**WHAT IS REQUIRED:**
Copy all records verbatim.

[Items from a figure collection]
-- start --
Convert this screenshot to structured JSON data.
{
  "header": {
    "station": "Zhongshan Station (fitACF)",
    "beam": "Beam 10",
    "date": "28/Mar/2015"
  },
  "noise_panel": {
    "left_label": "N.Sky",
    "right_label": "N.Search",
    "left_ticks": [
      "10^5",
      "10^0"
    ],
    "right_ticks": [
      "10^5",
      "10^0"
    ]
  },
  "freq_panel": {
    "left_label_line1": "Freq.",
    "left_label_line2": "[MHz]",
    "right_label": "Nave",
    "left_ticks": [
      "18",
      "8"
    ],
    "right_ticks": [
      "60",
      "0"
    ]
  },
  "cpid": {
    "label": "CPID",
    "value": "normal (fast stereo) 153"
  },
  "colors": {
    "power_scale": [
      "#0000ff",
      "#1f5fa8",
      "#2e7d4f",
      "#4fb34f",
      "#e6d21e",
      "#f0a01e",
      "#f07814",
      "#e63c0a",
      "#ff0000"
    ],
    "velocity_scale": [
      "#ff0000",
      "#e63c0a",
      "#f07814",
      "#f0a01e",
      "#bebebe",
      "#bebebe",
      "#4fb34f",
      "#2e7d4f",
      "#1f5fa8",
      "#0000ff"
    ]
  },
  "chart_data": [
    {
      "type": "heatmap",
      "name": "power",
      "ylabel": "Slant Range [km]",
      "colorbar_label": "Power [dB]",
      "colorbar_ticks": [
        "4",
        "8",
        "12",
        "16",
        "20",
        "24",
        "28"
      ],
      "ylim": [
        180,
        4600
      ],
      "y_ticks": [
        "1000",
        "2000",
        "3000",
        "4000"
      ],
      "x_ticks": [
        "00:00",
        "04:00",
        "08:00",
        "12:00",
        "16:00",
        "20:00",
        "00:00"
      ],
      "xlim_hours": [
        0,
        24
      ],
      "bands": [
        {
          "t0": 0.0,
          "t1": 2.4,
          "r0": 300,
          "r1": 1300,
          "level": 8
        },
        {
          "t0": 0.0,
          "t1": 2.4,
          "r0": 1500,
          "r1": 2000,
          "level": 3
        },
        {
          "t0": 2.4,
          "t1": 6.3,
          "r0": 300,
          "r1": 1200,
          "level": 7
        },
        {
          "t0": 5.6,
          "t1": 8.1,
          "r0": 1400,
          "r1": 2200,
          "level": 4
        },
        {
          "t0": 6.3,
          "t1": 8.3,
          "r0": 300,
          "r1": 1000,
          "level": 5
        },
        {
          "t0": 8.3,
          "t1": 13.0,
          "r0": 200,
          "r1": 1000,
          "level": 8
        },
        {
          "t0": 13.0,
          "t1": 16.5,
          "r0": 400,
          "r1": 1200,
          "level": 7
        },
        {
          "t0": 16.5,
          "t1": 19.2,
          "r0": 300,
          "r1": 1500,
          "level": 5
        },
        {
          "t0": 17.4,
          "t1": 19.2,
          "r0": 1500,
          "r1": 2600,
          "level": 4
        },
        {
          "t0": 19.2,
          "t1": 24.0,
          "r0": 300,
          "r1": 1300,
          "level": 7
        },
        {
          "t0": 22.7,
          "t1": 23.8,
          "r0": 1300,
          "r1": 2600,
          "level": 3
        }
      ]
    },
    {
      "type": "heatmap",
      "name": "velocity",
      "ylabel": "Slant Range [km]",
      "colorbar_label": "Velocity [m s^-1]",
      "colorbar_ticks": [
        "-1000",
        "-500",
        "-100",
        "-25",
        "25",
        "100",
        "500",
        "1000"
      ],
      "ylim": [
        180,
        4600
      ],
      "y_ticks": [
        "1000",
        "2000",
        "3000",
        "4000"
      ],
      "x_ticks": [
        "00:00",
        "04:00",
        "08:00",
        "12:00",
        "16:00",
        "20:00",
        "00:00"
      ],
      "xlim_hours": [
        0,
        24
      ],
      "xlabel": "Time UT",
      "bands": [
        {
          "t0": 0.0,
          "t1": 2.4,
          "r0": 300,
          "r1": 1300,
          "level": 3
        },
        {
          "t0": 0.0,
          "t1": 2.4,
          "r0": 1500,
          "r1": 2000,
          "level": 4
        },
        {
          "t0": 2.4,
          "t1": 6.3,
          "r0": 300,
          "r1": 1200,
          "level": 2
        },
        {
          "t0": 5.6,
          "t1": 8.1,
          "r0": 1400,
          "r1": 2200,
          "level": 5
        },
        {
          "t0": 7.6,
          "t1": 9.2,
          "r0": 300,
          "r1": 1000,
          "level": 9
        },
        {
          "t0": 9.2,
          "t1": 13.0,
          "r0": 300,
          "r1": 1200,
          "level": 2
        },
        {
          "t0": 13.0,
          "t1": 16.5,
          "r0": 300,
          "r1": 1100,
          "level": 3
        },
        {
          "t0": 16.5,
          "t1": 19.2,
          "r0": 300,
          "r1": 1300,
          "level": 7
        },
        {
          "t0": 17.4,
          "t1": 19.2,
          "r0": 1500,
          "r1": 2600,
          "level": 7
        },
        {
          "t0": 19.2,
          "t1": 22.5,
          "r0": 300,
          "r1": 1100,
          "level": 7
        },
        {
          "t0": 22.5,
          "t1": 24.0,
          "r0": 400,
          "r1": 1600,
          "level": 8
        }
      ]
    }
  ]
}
-- end --
**PROBLEM SOLUTION:**
Convert this screenshot to structured JSON data.
{
  "header": {
    "station": "Zhongshan Station (fitACF)",
    "beam": "Beam 10",
    "date": "28/Mar/2015"
  },
  "noise_panel": {
    "left_label": "N.Sky",
    "right_label": "N.Search",
    "left_ticks": [
      "10^5",
      "10^0"
    ],
    "right_ticks": [
      "10^5",
      "10^0"
    ]
  },
  "freq_panel": {
    "left_label_line1": "Freq.",
    "left_label_line2": "[MHz]",
    "right_label": "Nave",
    "left_ticks": [
      "18",
      "8"
    ],
    "right_ticks": [
      "60",
      "0"
    ]
  },
  "cpid": {
    "label": "CPID",
    "value": "normal (fast stereo) 153"
  },
  "colors": {
    "power_scale": [
      "#0000ff",
      "#1f5fa8",
      "#2e7d4f",
      "#4fb34f",
      "#e6d21e",
      "#f0a01e",
      "#f07814",
      "#e63c0a",
      "#ff0000"
    ],
    "velocity_scale": [
      "#ff0000",
      "#e63c0a",
      "#f07814",
      "#f0a01e",
      "#bebebe",
      "#bebebe",
      "#4fb34f",
      "#2e7d4f",
      "#1f5fa8",
      "#0000ff"
    ]
  },
  "chart_data": [
    {
      "type": "heatmap",
      "name": "power",
      "ylabel": "Slant Range [km]",
      "colorbar_label": "Power [dB]",
      "colorbar_ticks": [
        "4",
        "8",
        "12",
        "16",
        "20",
        "24",
        "28"
      ],
      "ylim": [
        180,
        4600
      ],
      "y_ticks": [
        "1000",
        "2000",
        "3000",
        "4000"
      ],
      "x_ticks": [
        "00:00",
        "04:00",
        "08:00",
        "12:00",
        "16:00",
        "20:00",
        "00:00"
      ],
      "xlim_hours": [
        0,
        24
      ],
      "bands": [
        {
          "t0": 0.0,
          "t1": 2.4,
          "r0": 300,
          "r1": 1300,
          "level": 8
        },
        {
          "t0": 0.0,
          "t1": 2.4,
          "r0": 1500,
          "r1": 2000,
          "level": 3
        },
        {
          "t0": 2.4,
          "t1": 6.3,
          "r0": 300,
          "r1": 1200,
          "level": 7
        },
        {
          "t0": 5.6,
          "t1": 8.1,
          "r0": 1400,
          "r1": 2200,
          "level": 4
        },
        {
          "t0": 6.3,
          "t1": 8.3,
          "r0": 300,
          "r1": 1000,
          "level": 5
        },
        {
          "t0": 8.3,
          "t1": 13.0,
          "r0": 200,
          "r1": 1000,
          "level": 8
        },
        {
          "t0": 13.0,
          "t1": 16.5,
          "r0": 400,
          "r1": 1200,
          "level": 7
        },
        {
          "t0": 16.5,
          "t1": 19.2,
          "r0": 300,
          "r1": 1500,
          "level": 5
        },
        {
          "t0": 17.4,
          "t1": 19.2,
          "r0": 1500,
          "r1": 2600,
          "level": 4
        },
        {
          "t0": 19.2,
          "t1": 24.0,
          "r0": 300,
          "r1": 1300,
          "level": 7
        },
        {
          "t0": 22.7,
          "t1": 23.8,
          "r0": 1300,
          "r1": 2600,
          "level": 3
        }
      ]
    },
    {
      "type": "heatmap",
      "name": "velocity",
      "ylabel": "Slant Range [km]",
      "colorbar_label": "Velocity [m s^-1]",
      "colorbar_ticks": [
        "-1000",
        "-500",
        "-100",
        "-25",
        "25",
        "100",
        "500",
        "1000"
      ],
      "ylim": [
        180,
        4600
      ],
      "y_ticks": [
        "1000",
        "2000",
        "3000",
        "4000"
      ],
      "x_ticks": [
        "00:00",
        "04:00",
        "08:00",
        "12:00",
        "16:00",
        "20:00",
        "00:00"
      ],
      "xlim_hours": [
        0,
        24
      ],
      "xlabel": "Time UT",
      "bands": [
        {
          "t0": 0.0,
          "t1": 2.4,
          "r0": 300,
          "r1": 1300,
          "level": 3
        },
        {
          "t0": 0.0,
          "t1": 2.4,
          "r0": 1500,
          "r1": 2000,
          "level": 4
        },
        {
          "t0": 2.4,
          "t1": 6.3,
          "r0": 300,
          "r1": 1200,
          "level": 2
        },
        {
          "t0": 5.6,
          "t1": 8.1,
          "r0": 1400,
          "r1": 2200,
          "level": 5
        },
        {
          "t0": 7.6,
          "t1": 9.2,
          "r0": 300,
          "r1": 1000,
          "level": 9
        },
        {
          "t0": 9.2,
          "t1": 13.0,
          "r0": 300,
          "r1": 1200,
          "level": 2
        },
        {
          "t0": 13.0,
          "t1": 16.5,
          "r0": 300,
          "r1": 1100,
          "level": 3
        },
        {
          "t0": 16.5,
          "t1": 19.2,
          "r0": 300,
          "r1": 1300,
          "level": 7
        },
        {
          "t0": 17.4,
          "t1": 19.2,
          "r0": 1500,
          "r1": 2600,
          "level": 7
        },
        {
          "t0": 19.2,
          "t1": 22.5,
          "r0": 300,
          "r1": 1100,
          "level": 7
        },
        {
          "t0": 22.5,
          "t1": 24.0,
          "r0": 400,
          "r1": 1600,
          "level": 8
        }
      ]
    }
  ]
}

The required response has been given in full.